---------- Exercise materials

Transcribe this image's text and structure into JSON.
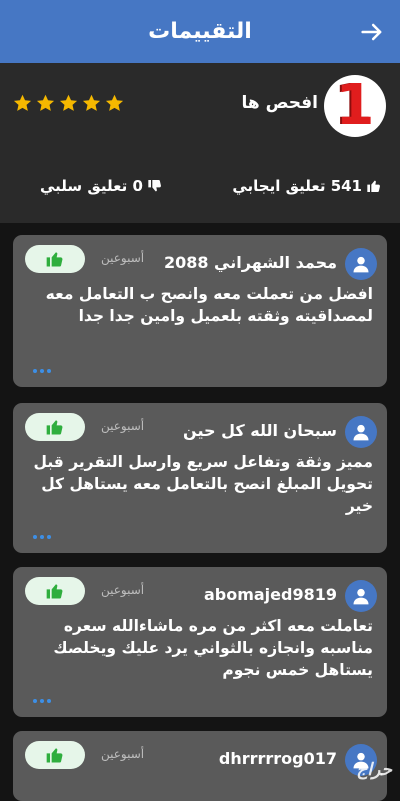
{
  "header": {
    "title": "التقييمات",
    "back_icon": "arrow-right-icon"
  },
  "profile": {
    "name": "افحص ها",
    "logo_text": "1",
    "rating_stars": 5
  },
  "counts": {
    "positive": "541 تعليق ايجابي",
    "negative": "0 تعليق سلبي"
  },
  "reviews": [
    {
      "user": "محمد الشهراني 2088",
      "time": "أسبوعين",
      "text": "افضل من تعملت معه وانصح ب التعامل معه لمصداقيته وثقته بلعميل وامين جدا جدا"
    },
    {
      "user": "سبحان الله كل حين",
      "time": "أسبوعين",
      "text": "مميز وثقة وتفاعل سريع وارسل التقرير قبل تحويل المبلغ انصح بالتعامل معه يستاهل كل خير"
    },
    {
      "user": "abomajed9819",
      "time": "أسبوعين",
      "text": "تعاملت معه اكثر من مره ماشاءالله سعره مناسبه وانجازه بالثواني يرد عليك ويخلصك يستاهل خمس نجوم"
    },
    {
      "user": "dhrrrrrog017",
      "time": "أسبوعين",
      "text": ""
    }
  ],
  "watermark": "حراج",
  "colors": {
    "header": "#4677c4",
    "star": "#f5b800",
    "like_bg": "#e6f6e9",
    "like_icon": "#2fae3e",
    "card": "#5a5a5a"
  }
}
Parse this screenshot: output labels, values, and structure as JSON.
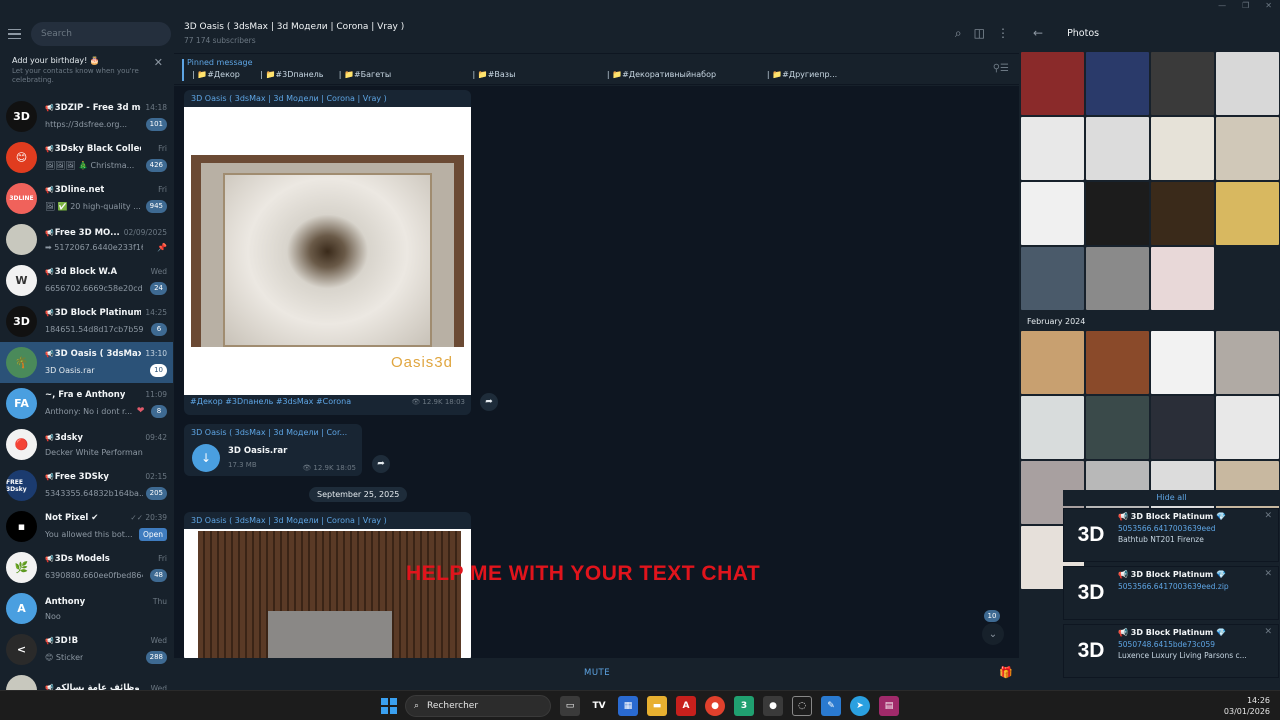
{
  "app": {
    "accent": "#5ea5e4",
    "active_bg": "#2b5278"
  },
  "sidebar": {
    "search_placeholder": "Search",
    "birthday": {
      "title": "Add your birthday! 🎂",
      "subtitle": "Let your contacts know when you're celebrating."
    },
    "chats": [
      {
        "name": "3DZIP - Free 3d mo...",
        "time": "14:18",
        "preview": "https://3dsfree.org...",
        "badge": "101",
        "avatar_text": "3D",
        "avatar_color": "#111111",
        "channel": true
      },
      {
        "name": "3Dsky Black Collectio...",
        "time": "Fri",
        "preview": "🖼🖼🖼 🎄 Christma...",
        "badge": "426",
        "avatar_text": "😊",
        "avatar_color": "#e03c1f",
        "channel": true
      },
      {
        "name": "3Dline.net",
        "time": "Fri",
        "preview": "🖼 ✅ 20 high-quality ...",
        "badge": "945",
        "avatar_text": "3DLINE",
        "avatar_color": "#f0625b",
        "channel": true
      },
      {
        "name": "Free 3D MO...",
        "time": "02/09/2025",
        "preview": "➡ 5172067.6440e233f16...",
        "badge": "",
        "avatar_text": "",
        "avatar_color": "#c8c8be",
        "channel": true
      },
      {
        "name": "3d Block W.A",
        "time": "Wed",
        "preview": "6656702.6669c58e20cd0...",
        "badge": "24",
        "avatar_text": "W",
        "avatar_color": "#f2f2f2",
        "channel": true
      },
      {
        "name": "3D Block Platinum...",
        "time": "14:25",
        "preview": "184651.54d8d17cb7b59...",
        "badge": "6",
        "avatar_text": "3D",
        "avatar_color": "#111111",
        "channel": true
      },
      {
        "name": "3D Oasis ( 3dsMax ...",
        "time": "13:10",
        "preview": "3D Oasis.rar",
        "badge": "10",
        "avatar_text": "🌴",
        "avatar_color": "#4a8a5a",
        "channel": true,
        "active": true
      },
      {
        "name": "~, Fra e Anthony",
        "time": "11:09",
        "preview": "Anthony: No i dont r...",
        "badge": "8",
        "avatar_text": "FA",
        "avatar_color": "#4a9fe0",
        "channel": false,
        "heart": true
      },
      {
        "name": "3dsky",
        "time": "09:42",
        "preview": "Decker White Performan...",
        "badge": "",
        "avatar_text": "🔴",
        "avatar_color": "#f2f2f2",
        "channel": true
      },
      {
        "name": "Free 3DSky",
        "time": "02:15",
        "preview": "5343355.64832b164ba...",
        "badge": "205",
        "avatar_text": "FREE 3Dsky",
        "avatar_color": "#1b3b6f",
        "channel": true
      },
      {
        "name": "Not Pixel ✔",
        "time": "✓✓ 20:39",
        "preview": "You allowed this bot...",
        "badge": "Open",
        "avatar_text": "▪",
        "avatar_color": "#000000",
        "channel": false,
        "bot": true
      },
      {
        "name": "3Ds Models",
        "time": "Fri",
        "preview": "6390880.660ee0fbed864...",
        "badge": "48",
        "avatar_text": "🌿",
        "avatar_color": "#f2f2f2",
        "channel": true
      },
      {
        "name": "Anthony",
        "time": "Thu",
        "preview": "Noo",
        "badge": "",
        "avatar_text": "A",
        "avatar_color": "#4a9fe0",
        "channel": false
      },
      {
        "name": "3D!B",
        "time": "Wed",
        "preview": "😊 Sticker",
        "badge": "288",
        "avatar_text": "<",
        "avatar_color": "#2a2a2a",
        "channel": true
      },
      {
        "name": "وظائف عامة بسالكم ...",
        "time": "Wed",
        "preview": "",
        "badge": "",
        "avatar_text": "",
        "avatar_color": "#c8c8be",
        "channel": true
      }
    ]
  },
  "header": {
    "title": "3D Oasis ( 3dsMax | 3d Модели | Corona | Vray )",
    "subscribers": "77 174 subscribers"
  },
  "pinned": {
    "label": "Pinned message",
    "tags": "| 📁#Декор        | 📁#3Dпанель      | 📁#Багеты                                | 📁#Вазы                                    | 📁#Декоративныйнабор                    | 📁#Другиепр..."
  },
  "messages": {
    "m1": {
      "author": "3D Oasis ( 3dsMax | 3d Модели | Corona | Vray )",
      "watermark": "Oasis3d",
      "tags": "#Декор #3Dпанель #3dsMax #Corona",
      "views": "👁 12.9K  18:03"
    },
    "m2": {
      "author": "3D Oasis ( 3dsMax | 3d Модели | Cor...",
      "file": "3D Oasis.rar",
      "size": "17.3 MB",
      "views": "👁 12.9K  18:05"
    },
    "date": "September 25, 2025",
    "m3": {
      "author": "3D Oasis ( 3dsMax | 3d Модели | Corona | Vray )"
    },
    "overlay": "HELP ME WITH YOUR TEXT CHAT",
    "scroll_badge": "10"
  },
  "bottom": {
    "mute": "MUTE"
  },
  "photos": {
    "title": "Photos",
    "month": "February 2024",
    "hide_all": "Hide all",
    "thumbs_top": [
      "#8a2a2a",
      "#2a3a6a",
      "#3a3a3a",
      "#d8d8d8",
      "#e8e8e8",
      "#dcdcdc",
      "#e6e2d8",
      "#d0c8b8",
      "#f0f0f0",
      "#1c1c1c",
      "#3a2a1a",
      "#d8b860",
      "#4a5a6a",
      "#8a8a8a",
      "#e8d8d8",
      "#17212b"
    ],
    "thumbs_bottom": [
      "#c8a070",
      "#8a4a2a",
      "#f2f2f2",
      "#b0aaa4",
      "#d8dcdc",
      "#3a4a4a",
      "#2a2e38",
      "#e8e8e8",
      "#a8a0a0",
      "#b8b8b8",
      "#dcdcdc",
      "#c8b8a0",
      "#e6e0da",
      "#17212b",
      "#17212b",
      "#17212b"
    ]
  },
  "toasts": [
    {
      "name": "📢 3D Block Platinum 💎",
      "line1": "5053566.6417003639eed",
      "line2": "Bathtub NT201 Firenze"
    },
    {
      "name": "📢 3D Block Platinum 💎",
      "line1": "5053566.6417003639eed.zip",
      "line2": ""
    },
    {
      "name": "📢 3D Block Platinum 💎",
      "line1": "5050748.6415bde73c059",
      "line2": "Luxence Luxury Living Parsons c..."
    }
  ],
  "taskbar": {
    "search": "Rechercher",
    "time": "14:26",
    "date": "03/01/2026"
  }
}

--------------------

- Exercise description -
Where a line in the entries holds "Декор", copy that line.

- In response -
    "tags": "| 📁#Декор        | 📁#3Dпанель      | 📁#Багеты                                | 📁#Вазы                                    | 📁#Декоративныйнабор                    | 📁#Другиепр..."
      "tags": "#Декор #3Dпанель #3dsMax #Corona",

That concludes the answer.